Objective -> Every entry here needs to be repeated exactly.

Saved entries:

-- START --

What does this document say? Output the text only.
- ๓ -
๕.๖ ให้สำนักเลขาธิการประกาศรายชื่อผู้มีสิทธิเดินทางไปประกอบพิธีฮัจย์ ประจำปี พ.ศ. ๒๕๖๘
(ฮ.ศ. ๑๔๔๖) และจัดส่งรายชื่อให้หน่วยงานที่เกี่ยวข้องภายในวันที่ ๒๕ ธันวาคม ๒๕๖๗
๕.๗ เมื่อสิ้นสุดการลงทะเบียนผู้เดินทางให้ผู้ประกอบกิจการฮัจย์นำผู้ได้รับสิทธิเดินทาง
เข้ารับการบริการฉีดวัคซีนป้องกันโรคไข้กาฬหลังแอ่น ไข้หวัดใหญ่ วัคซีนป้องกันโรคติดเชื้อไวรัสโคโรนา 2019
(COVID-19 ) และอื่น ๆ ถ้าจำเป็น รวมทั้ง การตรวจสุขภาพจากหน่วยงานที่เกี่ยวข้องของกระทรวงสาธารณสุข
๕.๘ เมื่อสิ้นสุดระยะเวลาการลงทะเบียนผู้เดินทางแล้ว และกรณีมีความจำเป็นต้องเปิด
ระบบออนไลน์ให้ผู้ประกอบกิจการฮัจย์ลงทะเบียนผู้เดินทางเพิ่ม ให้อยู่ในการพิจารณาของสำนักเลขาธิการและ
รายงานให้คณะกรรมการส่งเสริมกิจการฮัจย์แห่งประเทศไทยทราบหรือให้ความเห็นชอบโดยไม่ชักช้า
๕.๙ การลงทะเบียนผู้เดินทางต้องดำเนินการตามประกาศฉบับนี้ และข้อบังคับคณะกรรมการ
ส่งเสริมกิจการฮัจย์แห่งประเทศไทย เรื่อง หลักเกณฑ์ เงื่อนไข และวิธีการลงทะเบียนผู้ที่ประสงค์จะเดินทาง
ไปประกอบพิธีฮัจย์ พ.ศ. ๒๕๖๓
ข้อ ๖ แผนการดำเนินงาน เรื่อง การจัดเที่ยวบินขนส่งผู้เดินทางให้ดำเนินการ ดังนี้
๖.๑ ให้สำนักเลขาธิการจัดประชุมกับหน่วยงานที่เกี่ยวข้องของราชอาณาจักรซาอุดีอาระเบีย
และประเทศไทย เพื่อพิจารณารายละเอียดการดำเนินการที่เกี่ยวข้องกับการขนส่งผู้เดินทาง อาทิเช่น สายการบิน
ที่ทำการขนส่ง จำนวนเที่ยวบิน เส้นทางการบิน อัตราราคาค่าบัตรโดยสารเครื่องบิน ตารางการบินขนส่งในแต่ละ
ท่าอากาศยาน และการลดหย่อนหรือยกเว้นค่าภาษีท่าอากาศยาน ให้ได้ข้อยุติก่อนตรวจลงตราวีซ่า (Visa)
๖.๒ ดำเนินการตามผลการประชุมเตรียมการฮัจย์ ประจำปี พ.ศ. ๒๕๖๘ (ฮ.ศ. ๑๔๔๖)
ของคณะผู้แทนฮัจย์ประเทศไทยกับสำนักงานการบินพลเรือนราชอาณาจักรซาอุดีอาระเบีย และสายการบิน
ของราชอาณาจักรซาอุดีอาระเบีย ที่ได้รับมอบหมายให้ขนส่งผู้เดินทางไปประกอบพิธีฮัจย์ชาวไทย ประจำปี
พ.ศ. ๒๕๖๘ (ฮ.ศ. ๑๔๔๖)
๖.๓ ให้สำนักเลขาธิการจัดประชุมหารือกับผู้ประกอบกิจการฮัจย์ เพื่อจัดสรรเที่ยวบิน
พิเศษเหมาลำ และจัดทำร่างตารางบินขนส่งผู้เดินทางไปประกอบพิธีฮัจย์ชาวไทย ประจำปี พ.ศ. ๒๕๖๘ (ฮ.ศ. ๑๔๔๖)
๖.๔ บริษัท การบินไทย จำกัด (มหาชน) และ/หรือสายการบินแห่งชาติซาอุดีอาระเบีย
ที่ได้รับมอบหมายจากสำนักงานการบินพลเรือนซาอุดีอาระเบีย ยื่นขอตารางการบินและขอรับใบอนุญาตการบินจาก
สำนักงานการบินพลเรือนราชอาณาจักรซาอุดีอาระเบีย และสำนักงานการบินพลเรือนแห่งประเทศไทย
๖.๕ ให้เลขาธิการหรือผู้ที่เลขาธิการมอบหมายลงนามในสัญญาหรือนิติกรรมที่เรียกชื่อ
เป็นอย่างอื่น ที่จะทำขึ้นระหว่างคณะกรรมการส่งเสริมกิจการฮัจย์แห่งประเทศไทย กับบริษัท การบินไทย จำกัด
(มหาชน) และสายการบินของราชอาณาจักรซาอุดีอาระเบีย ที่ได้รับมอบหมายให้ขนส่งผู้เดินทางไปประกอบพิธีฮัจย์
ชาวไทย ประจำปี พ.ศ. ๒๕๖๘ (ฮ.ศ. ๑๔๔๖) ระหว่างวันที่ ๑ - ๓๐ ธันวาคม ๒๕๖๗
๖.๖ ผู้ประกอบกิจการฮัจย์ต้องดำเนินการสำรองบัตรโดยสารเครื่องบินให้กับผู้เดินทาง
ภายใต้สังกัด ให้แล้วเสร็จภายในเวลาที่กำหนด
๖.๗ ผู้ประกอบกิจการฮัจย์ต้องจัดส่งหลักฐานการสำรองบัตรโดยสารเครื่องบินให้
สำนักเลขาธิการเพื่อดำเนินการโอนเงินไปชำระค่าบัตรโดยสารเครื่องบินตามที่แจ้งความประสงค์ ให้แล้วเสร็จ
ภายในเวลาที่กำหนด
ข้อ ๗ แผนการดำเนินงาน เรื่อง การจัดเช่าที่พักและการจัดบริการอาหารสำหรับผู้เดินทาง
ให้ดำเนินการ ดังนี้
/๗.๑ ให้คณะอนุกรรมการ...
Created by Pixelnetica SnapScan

-- END --

Finished answer ->
What does this document say? Output the text only.
- ๓ -
๕.๖ ให้สำนักเลขาธิการประกาศรายชื่อผู้มีสิทธิเดินทางไปประกอบพิธีฮัจย์ ประจำปี พ.ศ. ๒๕๖๘
(ฮ.ศ. ๑๔๔๖) และจัดส่งรายชื่อให้หน่วยงานที่เกี่ยวข้องภายในวันที่ ๒๕ ธันวาคม ๒๕๖๗
๕.๗ เมื่อสิ้นสุดการลงทะเบียนผู้เดินทางให้ผู้ประกอบกิจการฮัจย์นำผู้ได้รับสิทธิเดินทาง
เข้ารับการบริการฉีดวัคซีนป้องกันโรคไข้กาฬหลังแอ่น ไข้หวัดใหญ่ วัคซีนป้องกันโรคติดเชื้อไวรัสโคโรนา 2019
(COVID-19 ) และอื่น ๆ ถ้าจำเป็น รวมทั้ง การตรวจสุขภาพจากหน่วยงานที่เกี่ยวข้องของกระทรวงสาธารณสุข
๕.๘ เมื่อสิ้นสุดระยะเวลาการลงทะเบียนผู้เดินทางแล้ว และกรณีมีความจำเป็นต้องเปิด
ระบบออนไลน์ให้ผู้ประกอบกิจการฮัจย์ลงทะเบียนผู้เดินทางเพิ่ม ให้อยู่ในการพิจารณาของสำนักเลขาธิการและ
รายงานให้คณะกรรมการส่งเสริมกิจการฮัจย์แห่งประเทศไทยทราบหรือให้ความเห็นชอบโดยไม่ชักช้า
๕.๙ การลงทะเบียนผู้เดินทางต้องดำเนินการตามประกาศฉบับนี้ และข้อบังคับคณะกรรมการ
ส่งเสริมกิจการฮัจย์แห่งประเทศไทย เรื่อง หลักเกณฑ์ เงื่อนไข และวิธีการลงทะเบียนผู้ที่ประสงค์จะเดินทาง
ไปประกอบพิธีฮัจย์ พ.ศ. ๒๕๖๓
ข้อ ๖ แผนการดำเนินงาน เรื่อง การจัดเที่ยวบินขนส่งผู้เดินทางให้ดำเนินการ ดังนี้
๖.๑ ให้สำนักเลขาธิการจัดประชุมกับหน่วยงานที่เกี่ยวข้องของราชอาณาจักรซาอุดีอาระเบีย
และประเทศไทย เพื่อพิจารณารายละเอียดการดำเนินการที่เกี่ยวข้องกับการขนส่งผู้เดินทาง อาทิเช่น สายการบิน
ที่ทำการขนส่ง จำนวนเที่ยวบิน เส้นทางการบิน อัตราราคาค่าบัตรโดยสารเครื่องบิน ตารางการบินขนส่งในแต่ละ
ท่าอากาศยาน และการลดหย่อนหรือยกเว้นค่าภาษีท่าอากาศยาน ให้ได้ข้อยุติก่อนตรวจลงตราวีซ่า (Visa)
๖.๒ ดำเนินการตามผลการประชุมเตรียมการฮัจย์ ประจำปี พ.ศ. ๒๕๖๘ (ฮ.ศ. ๑๔๔๖)
ของคณะผู้แทนฮัจย์ประเทศไทยกับสำนักงานการบินพลเรือนราชอาณาจักรซาอุดีอาระเบีย และสายการบิน
ของราชอาณาจักรซาอุดีอาระเบีย ที่ได้รับมอบหมายให้ขนส่งผู้เดินทางไปประกอบพิธีฮัจย์ชาวไทย ประจำปี
พ.ศ. ๒๕๖๘ (ฮ.ศ. ๑๔๔๖)
๖.๓ ให้สำนักเลขาธิการจัดประชุมหารือกับผู้ประกอบกิจการฮัจย์ เพื่อจัดสรรเที่ยวบิน
พิเศษเหมาลำ และจัดทำร่างตารางบินขนส่งผู้เดินทางไปประกอบพิธีฮัจย์ชาวไทย ประจำปี พ.ศ. ๒๕๖๘ (ฮ.ศ. ๑๔๔๖)
๖.๔ บริษัท การบินไทย จำกัด (มหาชน) และ/หรือสายการบินแห่งชาติซาอุดีอาระเบีย
ที่ได้รับมอบหมายจากสำนักงานการบินพลเรือนซาอุดีอาระเบีย ยื่นขอตารางการบินและขอรับใบอนุญาตการบินจาก
สำนักงานการบินพลเรือนราชอาณาจักรซาอุดีอาระเบีย และสำนักงานการบินพลเรือนแห่งประเทศไทย
๖.๕ ให้เลขาธิการหรือผู้ที่เลขาธิการมอบหมายลงนามในสัญญาหรือนิติกรรมที่เรียกชื่อ
เป็นอย่างอื่น ที่จะทำขึ้นระหว่างคณะกรรมการส่งเสริมกิจการฮัจย์แห่งประเทศไทย กับบริษัท การบินไทย จำกัด
(มหาชน) และสายการบินของราชอาณาจักรซาอุดีอาระเบีย ที่ได้รับมอบหมายให้ขนส่งผู้เดินทางไปประกอบพิธีฮัจย์
ชาวไทย ประจำปี พ.ศ. ๒๕๖๘ (ฮ.ศ. ๑๔๔๖) ระหว่างวันที่ ๑ - ๓๐ ธันวาคม ๒๕๖๗
๖.๖ ผู้ประกอบกิจการฮัจย์ต้องดำเนินการสำรองบัตรโดยสารเครื่องบินให้กับผู้เดินทาง
ภายใต้สังกัด ให้แล้วเสร็จภายในเวลาที่กำหนด
๖.๗ ผู้ประกอบกิจการฮัจย์ต้องจัดส่งหลักฐานการสำรองบัตรโดยสารเครื่องบินให้
สำนักเลขาธิการเพื่อดำเนินการโอนเงินไปชำระค่าบัตรโดยสารเครื่องบินตามที่แจ้งความประสงค์ ให้แล้วเสร็จ
ภายในเวลาที่กำหนด
ข้อ ๗ แผนการดำเนินงาน เรื่อง การจัดเช่าที่พักและการจัดบริการอาหารสำหรับผู้เดินทาง
ให้ดำเนินการ ดังนี้
/๗.๑ ให้คณะอนุกรรมการ...
Created by Pixelnetica SnapScan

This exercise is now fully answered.